TEXT PROVIDED:
From what I understand, "Eddie" is from a little town just a few miles north of Liverpool. Father left the family around dubious circumstances. Lived alone with his mother all of his adult life until she died about three years ago.

He reportedly has an older brother who is married and lives and works in Liverpool, but Eddie has inherited the house. Been living and traveling off his inheritance since Mum died. Due to retire in May.

He's been coming to Pattaya three or four times a year for the past three years. His family thinks he's coming for "the women". Which, I suppose, was okay. "Normal" you know, especially for an older "life long bachelor" who is about to enter the ranks of an old age pensioner.

But, of course, he's been able to satisfy his fantasy having sex with Thai "lady boys" who are men but look like women who look like they're 12 years old but they are 18 and so "legal".

The local press is all over the story. Apparently, it's important to the Thai government to let people know that child sex trafficking will not be tolerated here. Offenders will be prosecuted to the full extent of the law, which here means that he will be in prison for at least a few months and then he will be deported to UK. There, he'll spend additional time in prison and be on the sex-offender registry.

No one is quite sure what will happen to his pension. The consensus among the Brits here is that he may well be denied it because he has committed a sex crime and is registered as a pedophile and has brought disgrace to his homeland.

The Thai prisons are notorious for being more like the 7th rung of Dante's Inferno. There is no food or water except that which is brought in by family or friends. There are 25 or 30 men to a cell. A hole in the ground as a place to deposit one's bodily waste. No showers or sinks. No fans or anything to move the heavy moisture laden air around.

The reaction from the gay community here has been fascinating. Everyone feels sad for their friend when they are also outraged by his stupidity and the way it makes all gay men look bad.

No one is talking about the 12 year old Thai boy.

Frankly, I don't think "Eddie" is gay. He's a bit "slow" intellectually. Some have described him as "simple". They say that, when the cops brought him to his apartment to get his passport, he could have bought himself off for about 5,000 baht each policeman. Why he didn't, they say, is evidence enough that the poor lad doesn't have both oars in the water.

He's also a "loner". Doesn't hang around much with his British mates. Sleeps until past noon, comes down to the pool where he mostly drinks Chang beer all afternoon - one after another, sometimes with a beer in one hand and a glass of gin in the other - and then lumbers off around 1800 hours when the rest of the crew either goes out or goes home for their supper. He isn't seen again until the following afternoon at the pool when he drinks his way through another day.

I suspect - and it's only my speculation - that "Eddie's" father's disappearance from the family has something to do with his inability to form relationships with anyone as well as his attraction to young, under-aged Thai boys.

EXTRACTED ENTRIES:
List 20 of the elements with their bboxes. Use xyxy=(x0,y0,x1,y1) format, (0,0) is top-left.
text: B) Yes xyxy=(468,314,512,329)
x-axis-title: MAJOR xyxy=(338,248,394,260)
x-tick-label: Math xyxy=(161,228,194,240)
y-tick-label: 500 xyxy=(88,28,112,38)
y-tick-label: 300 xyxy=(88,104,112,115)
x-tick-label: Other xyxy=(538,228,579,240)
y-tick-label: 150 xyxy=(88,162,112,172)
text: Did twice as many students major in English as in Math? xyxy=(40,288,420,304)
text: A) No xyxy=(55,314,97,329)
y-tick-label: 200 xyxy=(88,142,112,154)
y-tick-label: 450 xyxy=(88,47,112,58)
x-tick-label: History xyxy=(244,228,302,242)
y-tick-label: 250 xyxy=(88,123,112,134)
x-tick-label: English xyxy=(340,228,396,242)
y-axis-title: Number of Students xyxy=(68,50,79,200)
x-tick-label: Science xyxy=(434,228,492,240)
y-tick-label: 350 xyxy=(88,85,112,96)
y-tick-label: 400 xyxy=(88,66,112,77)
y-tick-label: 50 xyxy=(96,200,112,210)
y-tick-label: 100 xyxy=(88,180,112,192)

REQUIREMENT A:
In the account of the man called Eddie in Pattaya, how often has he been visiting Pattaya over the past three years?
REQUIREMENT B:
Reproduce word for word the part of the account of the man called Eddie in Pattaya between "But, of course, he's" and "to his homeland.", inclusive.
REQUIREMENT C:
Write the next part of the account of the man called Eddie in Pattaya, picking up after its last sentence.

EXERCISE OUTPUT A:
Three or four times a year.

EXERCISE OUTPUT B:
But, of course, he's been able to satisfy his fantasy having sex with Thai "lady boys" who are men but look like women who look like they're 12 years old but they are 18 and so "legal".

The local press is all over the story. Apparently, it's important to the Thai government to let people know that child sex trafficking will not be tolerated here. Offenders will be prosecuted to the full extent of the law, which here means that he will be in prison for at least a few months and then he will be deported to UK. There, he'll spend additional time in prison and be on the sex-offender registry.

No one is quite sure what will happen to his pension. The consensus among the Brits here is that he may well be denied it because he has committed a sex crime and is registered as a pedophile and has brought disgrace to his homeland.

EXERCISE OUTPUT C:
Not that it ultimately matters, and I'm not saying this to excuse this heinous behavior, but I'm betting solid money his psychological profile will include sexual abuse when he was about 12 years old. I think this is a pretty clear case of "arrested development".

Conspiracy theories abound. Everyone is convinced that it was a set up. That, the young boy had been caught before and, as part of his penance, was used by the Thai police to set up a European man so that the Thai people - and the whole rest of the world - would have evidence that Thailand does not tolerate child trafficking. The child, they say, was probably back out on the streets turning tricks that same afternoon.

It's all rubbish, they say. This sort of thing goes on more than anyone is willing to admit. Just not in places where there's closed circuit television.

So, I ask, this is the boy's fault?

Well, they say, it's just the culture here. What can you do?

Ah, I ask, so this is like in the US or UK or most places in the 'civilized world' where women are still payed 65 cents compared to every dollar made by a man? It's just the way it is? Or, perhaps, it's rather like when women wearing short skirts who are raped are really to blame because they were "asking for it."

I was met by stone cold silence and pained looks all 'round. I'm not making friends here as long as I follow this line of thought and ask these kinds of questions. It is, after all, a man's world.

The sadness of the day "Eddie" was arrested moved into anger the next day and now it's just fodder for gossip and dish. Apparently, "Eddie" has been moved to a prison closer to Bangkok where it is surmised he will stay a few months - through the worst of the summer heat and oppressive humidity, no doubt - until the Thai and British consulates work out the arrangements for his deportation to UK.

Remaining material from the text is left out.